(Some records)
=-=-=-=-=

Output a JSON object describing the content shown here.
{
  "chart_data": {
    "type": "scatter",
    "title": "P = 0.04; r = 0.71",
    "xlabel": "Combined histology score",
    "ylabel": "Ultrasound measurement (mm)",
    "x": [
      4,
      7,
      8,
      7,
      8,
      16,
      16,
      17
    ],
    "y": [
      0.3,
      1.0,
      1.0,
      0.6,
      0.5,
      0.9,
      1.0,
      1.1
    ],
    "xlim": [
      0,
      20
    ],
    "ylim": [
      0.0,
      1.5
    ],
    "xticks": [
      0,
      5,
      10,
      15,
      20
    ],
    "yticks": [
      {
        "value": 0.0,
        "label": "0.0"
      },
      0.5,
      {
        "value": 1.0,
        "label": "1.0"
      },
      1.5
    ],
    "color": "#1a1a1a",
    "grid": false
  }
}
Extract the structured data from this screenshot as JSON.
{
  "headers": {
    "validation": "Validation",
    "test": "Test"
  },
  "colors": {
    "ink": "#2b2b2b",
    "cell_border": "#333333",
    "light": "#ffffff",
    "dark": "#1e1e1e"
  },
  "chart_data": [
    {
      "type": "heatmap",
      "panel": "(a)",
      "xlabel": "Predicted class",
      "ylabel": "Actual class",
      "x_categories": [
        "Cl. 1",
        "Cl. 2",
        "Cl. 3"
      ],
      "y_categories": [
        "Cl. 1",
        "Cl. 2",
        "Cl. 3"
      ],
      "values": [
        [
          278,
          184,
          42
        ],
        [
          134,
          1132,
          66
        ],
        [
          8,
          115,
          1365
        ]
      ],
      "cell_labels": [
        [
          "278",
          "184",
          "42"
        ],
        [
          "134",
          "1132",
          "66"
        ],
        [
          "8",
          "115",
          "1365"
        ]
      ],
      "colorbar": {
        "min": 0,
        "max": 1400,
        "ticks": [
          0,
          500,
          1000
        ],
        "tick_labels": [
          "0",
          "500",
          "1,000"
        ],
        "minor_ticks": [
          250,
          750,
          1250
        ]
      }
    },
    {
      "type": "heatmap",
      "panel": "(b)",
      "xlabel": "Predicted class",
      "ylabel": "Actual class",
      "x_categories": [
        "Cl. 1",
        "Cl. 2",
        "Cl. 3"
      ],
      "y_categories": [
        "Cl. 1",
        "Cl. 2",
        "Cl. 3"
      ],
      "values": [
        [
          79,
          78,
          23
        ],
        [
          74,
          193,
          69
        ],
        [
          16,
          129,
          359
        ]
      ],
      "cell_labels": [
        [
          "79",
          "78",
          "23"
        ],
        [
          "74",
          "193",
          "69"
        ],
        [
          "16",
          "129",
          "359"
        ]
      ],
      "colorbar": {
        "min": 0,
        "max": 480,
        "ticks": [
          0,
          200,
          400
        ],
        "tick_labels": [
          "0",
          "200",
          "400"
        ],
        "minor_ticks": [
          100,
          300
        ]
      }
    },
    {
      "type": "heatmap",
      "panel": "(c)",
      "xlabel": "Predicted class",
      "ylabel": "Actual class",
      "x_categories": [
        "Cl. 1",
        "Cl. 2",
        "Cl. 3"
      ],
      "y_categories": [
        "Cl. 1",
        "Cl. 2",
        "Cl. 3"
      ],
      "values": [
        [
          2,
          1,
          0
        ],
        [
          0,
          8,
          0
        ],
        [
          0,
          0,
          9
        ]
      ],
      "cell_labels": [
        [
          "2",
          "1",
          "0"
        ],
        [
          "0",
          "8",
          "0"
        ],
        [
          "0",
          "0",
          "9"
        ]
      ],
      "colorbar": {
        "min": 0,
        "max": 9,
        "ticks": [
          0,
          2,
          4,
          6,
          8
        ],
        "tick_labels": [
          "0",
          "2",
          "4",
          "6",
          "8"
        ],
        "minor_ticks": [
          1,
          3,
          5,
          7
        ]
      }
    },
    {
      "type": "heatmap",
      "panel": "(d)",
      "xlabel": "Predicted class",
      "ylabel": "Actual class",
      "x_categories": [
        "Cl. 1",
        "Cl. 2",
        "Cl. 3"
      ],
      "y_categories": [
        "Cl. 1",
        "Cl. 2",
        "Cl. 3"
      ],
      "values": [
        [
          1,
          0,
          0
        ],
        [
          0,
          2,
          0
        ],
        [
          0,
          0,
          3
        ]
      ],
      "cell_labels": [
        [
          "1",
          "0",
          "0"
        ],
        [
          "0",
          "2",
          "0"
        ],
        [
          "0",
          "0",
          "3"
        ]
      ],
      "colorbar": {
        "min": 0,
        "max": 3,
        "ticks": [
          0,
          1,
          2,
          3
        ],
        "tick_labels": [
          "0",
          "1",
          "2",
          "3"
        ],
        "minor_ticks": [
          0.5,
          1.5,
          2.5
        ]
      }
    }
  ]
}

=-=-=-=-=

▶ [Set task]: Show each line of the data that contains the string "JSON".

▶ [Correct output]:
Output a JSON object describing the content shown here.
Extract the structured data from this screenshot as JSON.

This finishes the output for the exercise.